►
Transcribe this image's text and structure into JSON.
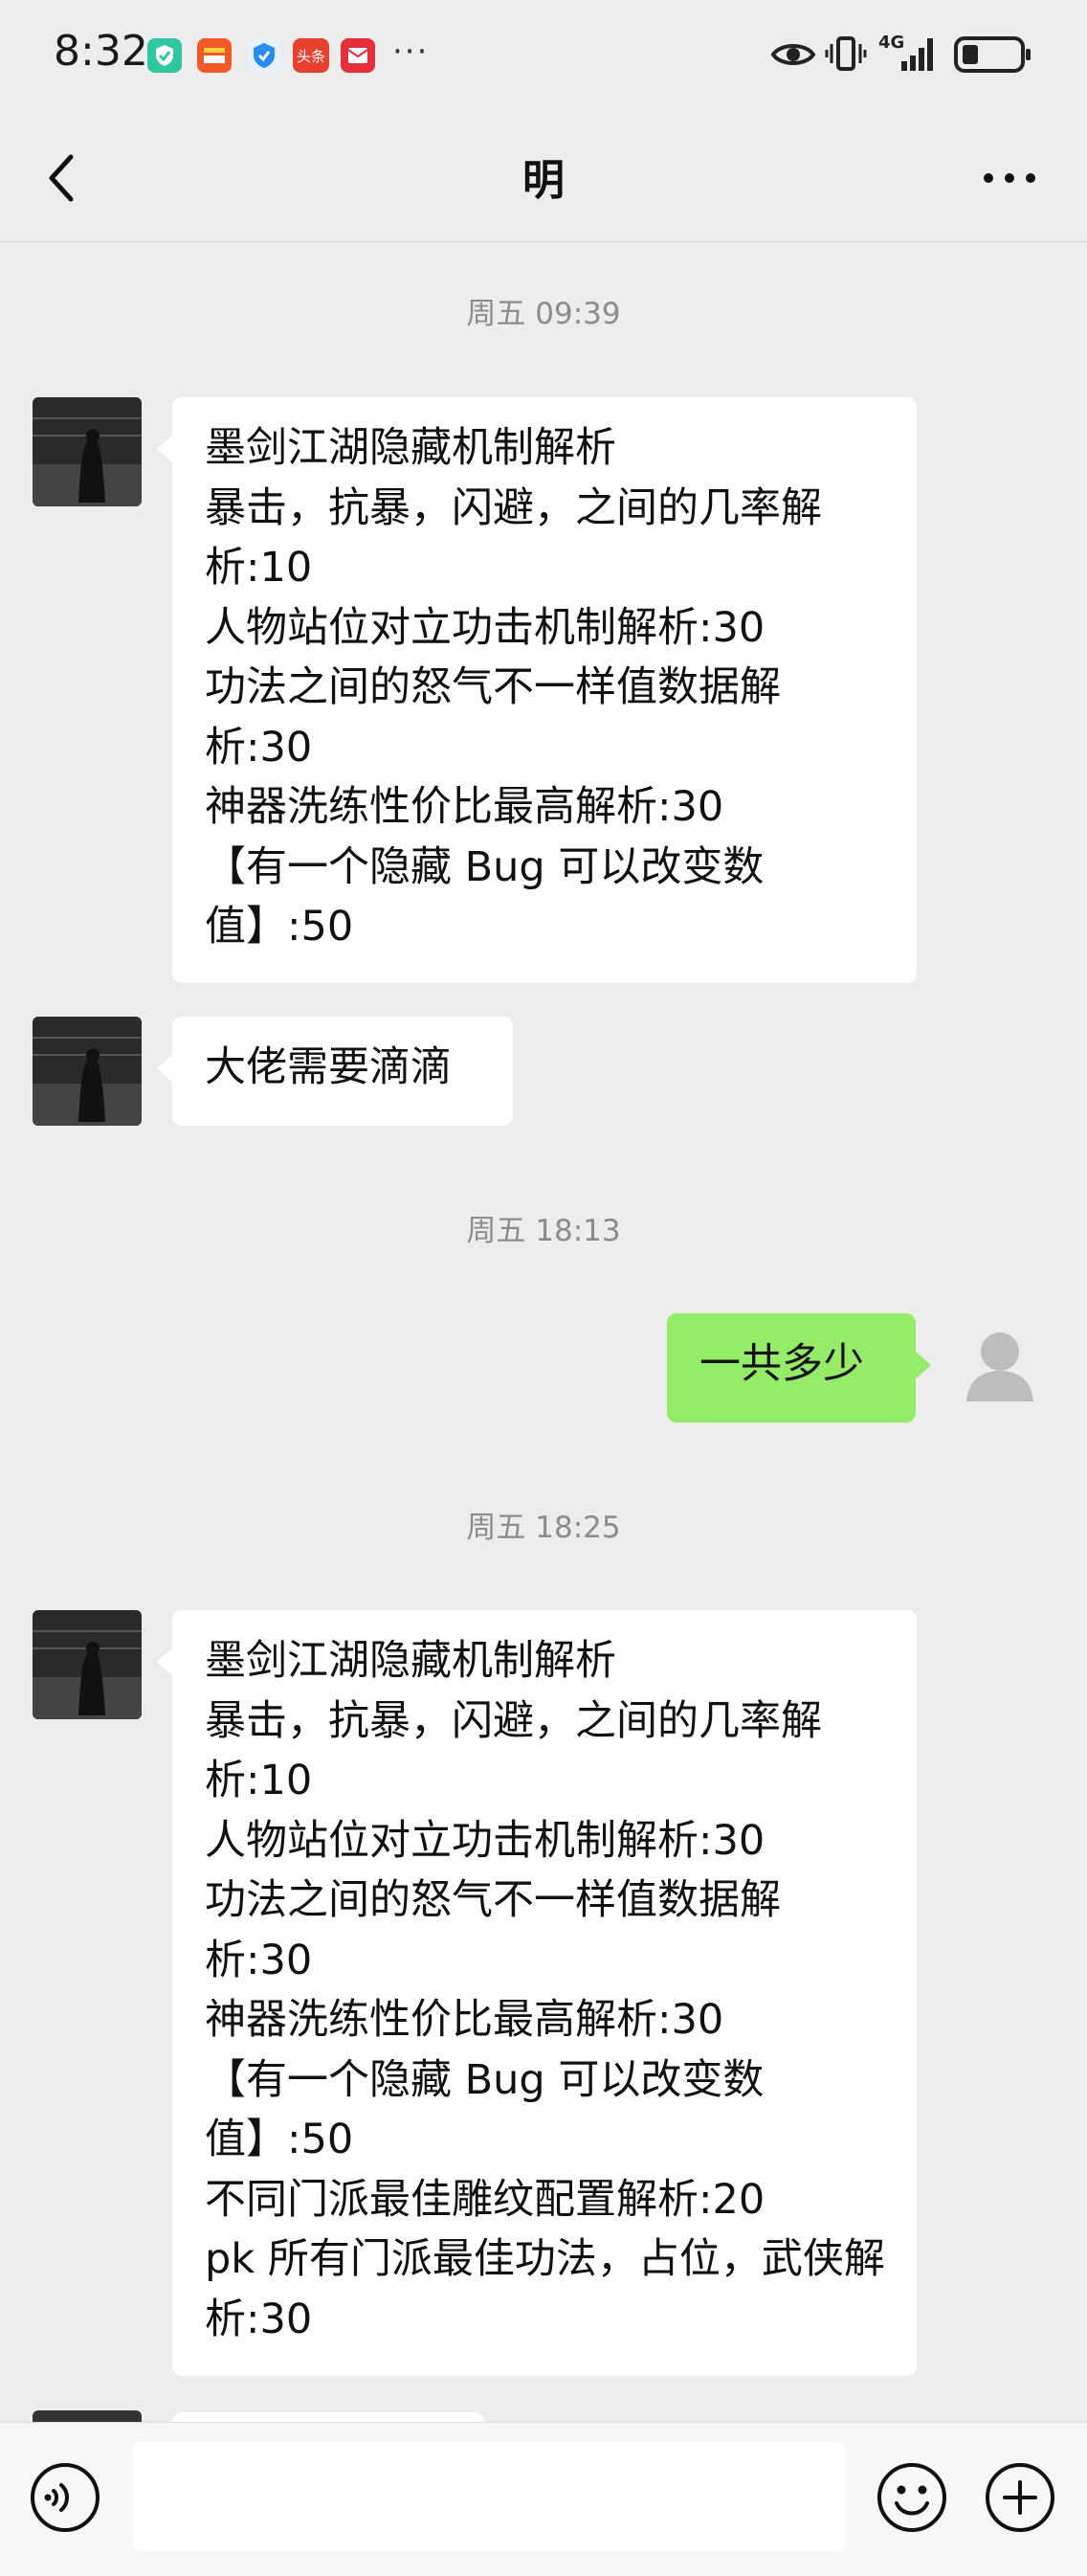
{
  "status_bar": {
    "time": "8:32",
    "more": "···",
    "network": "4G",
    "app_icons": [
      "shield-check-icon",
      "wallet-icon",
      "shield-icon",
      "toutiao-icon",
      "mail-icon"
    ]
  },
  "header": {
    "title": "明"
  },
  "messages": [
    {
      "type": "timestamp",
      "text": "周五 09:39"
    },
    {
      "type": "incoming",
      "text": "墨剑江湖隐藏机制解析\n暴击，抗暴，闪避，之间的几率解析:10\n人物站位对立功击机制解析:30\n功法之间的怒气不一样值数据解析:30\n神器洗练性价比最高解析:30\n【有一个隐藏 Bug 可以改变数值】:50"
    },
    {
      "type": "incoming",
      "text": "大佬需要滴滴"
    },
    {
      "type": "timestamp",
      "text": "周五 18:13"
    },
    {
      "type": "outgoing",
      "text": "一共多少"
    },
    {
      "type": "timestamp",
      "text": "周五 18:25"
    },
    {
      "type": "incoming",
      "text": "墨剑江湖隐藏机制解析\n暴击，抗暴，闪避，之间的几率解析:10\n人物站位对立功击机制解析:30\n功法之间的怒气不一样值数据解析:30\n神器洗练性价比最高解析:30\n【有一个隐藏 Bug 可以改变数值】:50\n不同门派最佳雕纹配置解析:20\npk 所有门派最佳功法，占位，武侠解析:30"
    }
  ],
  "input": {
    "value": "",
    "placeholder": ""
  },
  "colors": {
    "background": "#ededed",
    "outgoing_bubble": "#95ec69",
    "incoming_bubble": "#ffffff"
  }
}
◄
REQUIRED WORK
Show every line in the entries where the string "n功法之间的怒气不一样值数据解析" occurs.

FINISHED EXERCISE
      "text": "墨剑江湖隐藏机制解析\n暴击，抗暴，闪避，之间的几率解析:10\n人物站位对立功击机制解析:30\n功法之间的怒气不一样值数据解析:30\n神器洗练性价比最高解析:30\n【有一个隐藏 Bug 可以改变数值】:50"
      "text": "墨剑江湖隐藏机制解析\n暴击，抗暴，闪避，之间的几率解析:10\n人物站位对立功击机制解析:30\n功法之间的怒气不一样值数据解析:30\n神器洗练性价比最高解析:30\n【有一个隐藏 Bug 可以改变数值】:50\n不同门派最佳雕纹配置解析:20\npk 所有门派最佳功法，占位，武侠解析:30"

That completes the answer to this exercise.